---------- MATERIAL FOR THIS EXERCISE

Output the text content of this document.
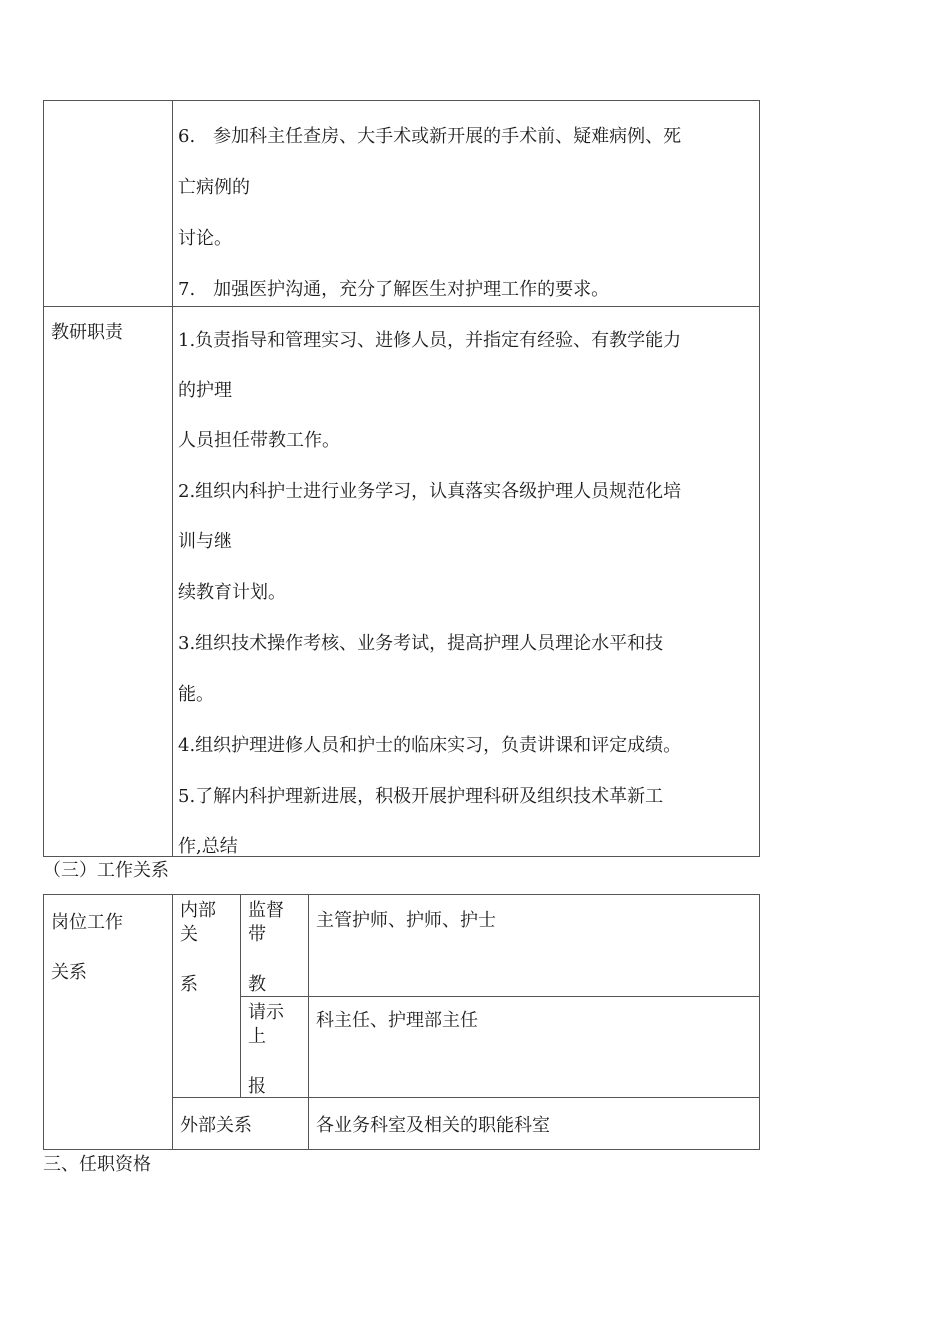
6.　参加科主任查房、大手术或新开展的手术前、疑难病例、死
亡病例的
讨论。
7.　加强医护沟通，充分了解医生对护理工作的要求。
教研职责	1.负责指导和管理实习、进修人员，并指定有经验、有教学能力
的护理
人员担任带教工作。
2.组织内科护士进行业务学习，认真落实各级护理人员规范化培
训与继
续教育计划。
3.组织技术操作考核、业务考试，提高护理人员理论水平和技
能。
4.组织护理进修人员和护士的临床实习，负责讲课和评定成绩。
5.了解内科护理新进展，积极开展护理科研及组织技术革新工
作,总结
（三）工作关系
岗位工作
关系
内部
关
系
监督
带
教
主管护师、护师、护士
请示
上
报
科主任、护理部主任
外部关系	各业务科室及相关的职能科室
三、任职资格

--------------------
---------- MATERIAL FOR THIS EXERCISE

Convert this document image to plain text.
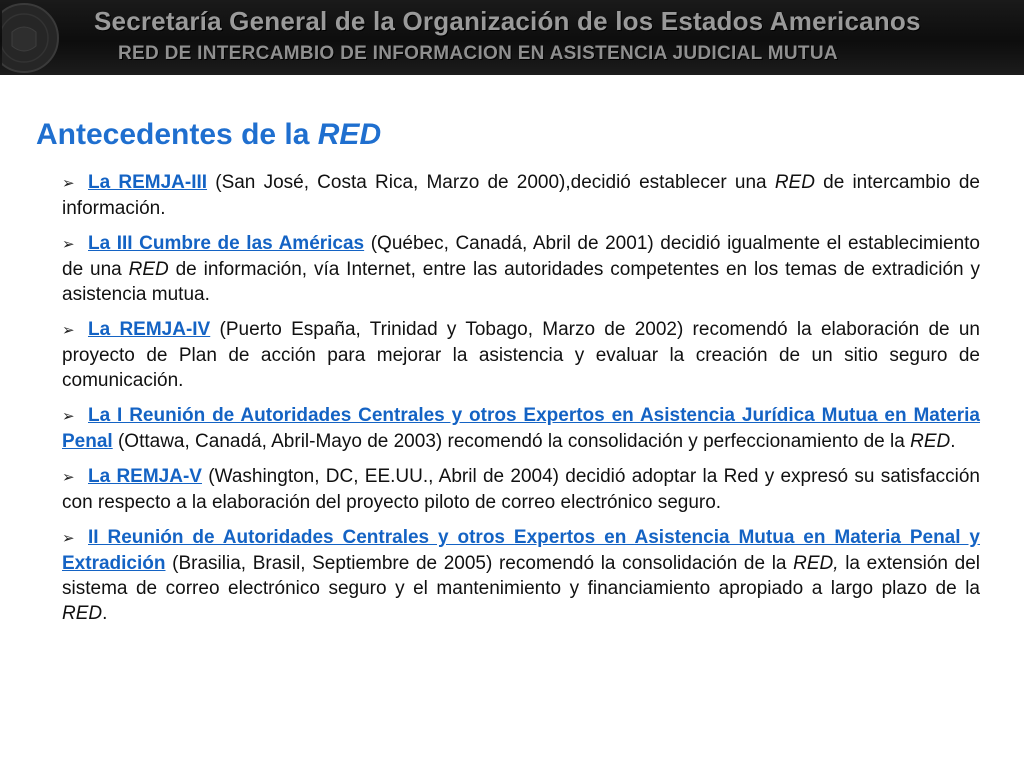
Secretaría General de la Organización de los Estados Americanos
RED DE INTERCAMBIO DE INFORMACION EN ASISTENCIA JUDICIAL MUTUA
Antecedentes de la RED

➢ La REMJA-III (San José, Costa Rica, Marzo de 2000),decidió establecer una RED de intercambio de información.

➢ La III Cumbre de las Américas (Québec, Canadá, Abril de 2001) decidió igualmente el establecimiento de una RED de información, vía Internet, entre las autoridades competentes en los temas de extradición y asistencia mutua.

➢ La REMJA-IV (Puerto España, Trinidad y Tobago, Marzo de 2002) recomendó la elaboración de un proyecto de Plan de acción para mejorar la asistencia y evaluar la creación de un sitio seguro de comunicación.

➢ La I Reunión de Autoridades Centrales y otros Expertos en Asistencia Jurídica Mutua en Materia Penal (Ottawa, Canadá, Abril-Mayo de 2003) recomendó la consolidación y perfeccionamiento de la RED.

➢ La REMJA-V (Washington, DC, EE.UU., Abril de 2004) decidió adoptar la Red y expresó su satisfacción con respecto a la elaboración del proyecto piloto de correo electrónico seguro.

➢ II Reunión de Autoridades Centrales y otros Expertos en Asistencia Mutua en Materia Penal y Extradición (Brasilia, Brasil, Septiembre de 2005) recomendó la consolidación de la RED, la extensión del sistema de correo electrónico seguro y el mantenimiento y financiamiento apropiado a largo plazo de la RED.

--------------------
---------- MATERIAL FOR THIS EXERCISE

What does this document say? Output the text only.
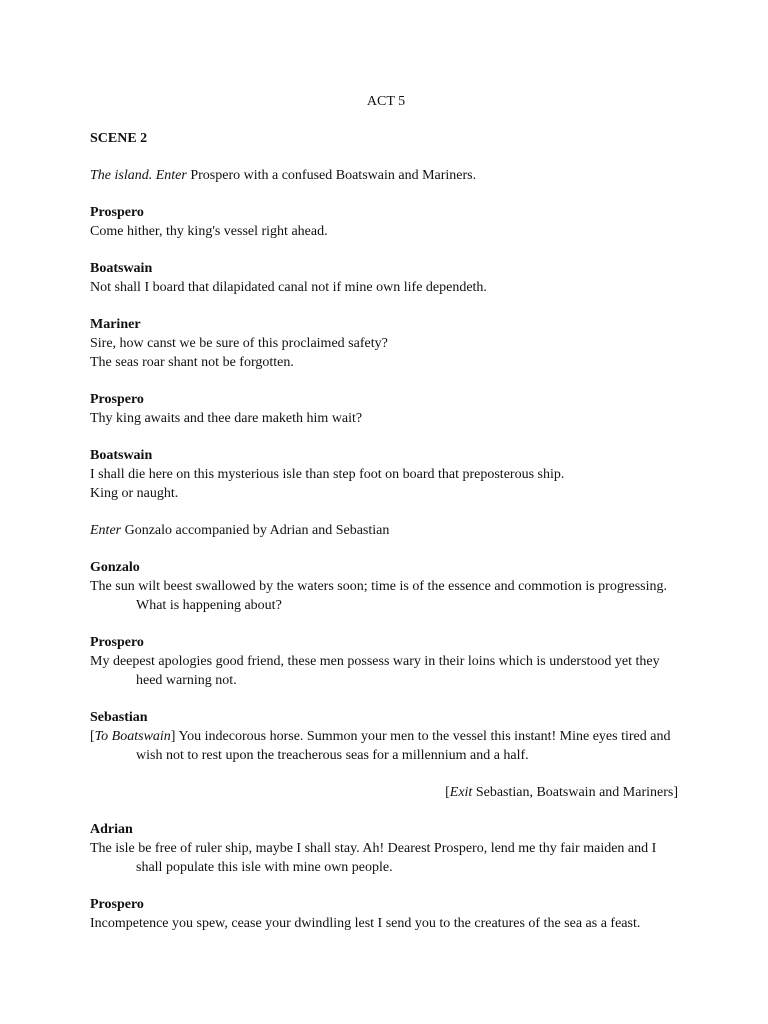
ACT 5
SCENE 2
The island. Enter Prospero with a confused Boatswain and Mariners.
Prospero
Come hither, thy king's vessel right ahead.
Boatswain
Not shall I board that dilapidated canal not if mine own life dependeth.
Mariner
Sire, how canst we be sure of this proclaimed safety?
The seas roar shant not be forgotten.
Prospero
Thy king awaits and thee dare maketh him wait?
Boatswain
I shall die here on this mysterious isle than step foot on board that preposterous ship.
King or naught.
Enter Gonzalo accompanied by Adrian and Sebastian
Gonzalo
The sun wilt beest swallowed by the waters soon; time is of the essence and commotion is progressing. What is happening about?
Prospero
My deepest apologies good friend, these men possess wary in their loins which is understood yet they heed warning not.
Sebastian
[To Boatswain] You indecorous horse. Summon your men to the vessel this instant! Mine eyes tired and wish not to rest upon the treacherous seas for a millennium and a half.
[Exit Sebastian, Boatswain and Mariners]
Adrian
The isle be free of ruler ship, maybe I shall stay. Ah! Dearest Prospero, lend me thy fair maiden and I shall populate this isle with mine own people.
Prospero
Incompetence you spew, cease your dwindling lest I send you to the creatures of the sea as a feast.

--------------------

> _DIRECTIONS FOR THIS TASK_:
Check each line of the data above for the word "Reunión" and say how many lines have it. Give the number alone.

> _TASK RESPONSE_:
2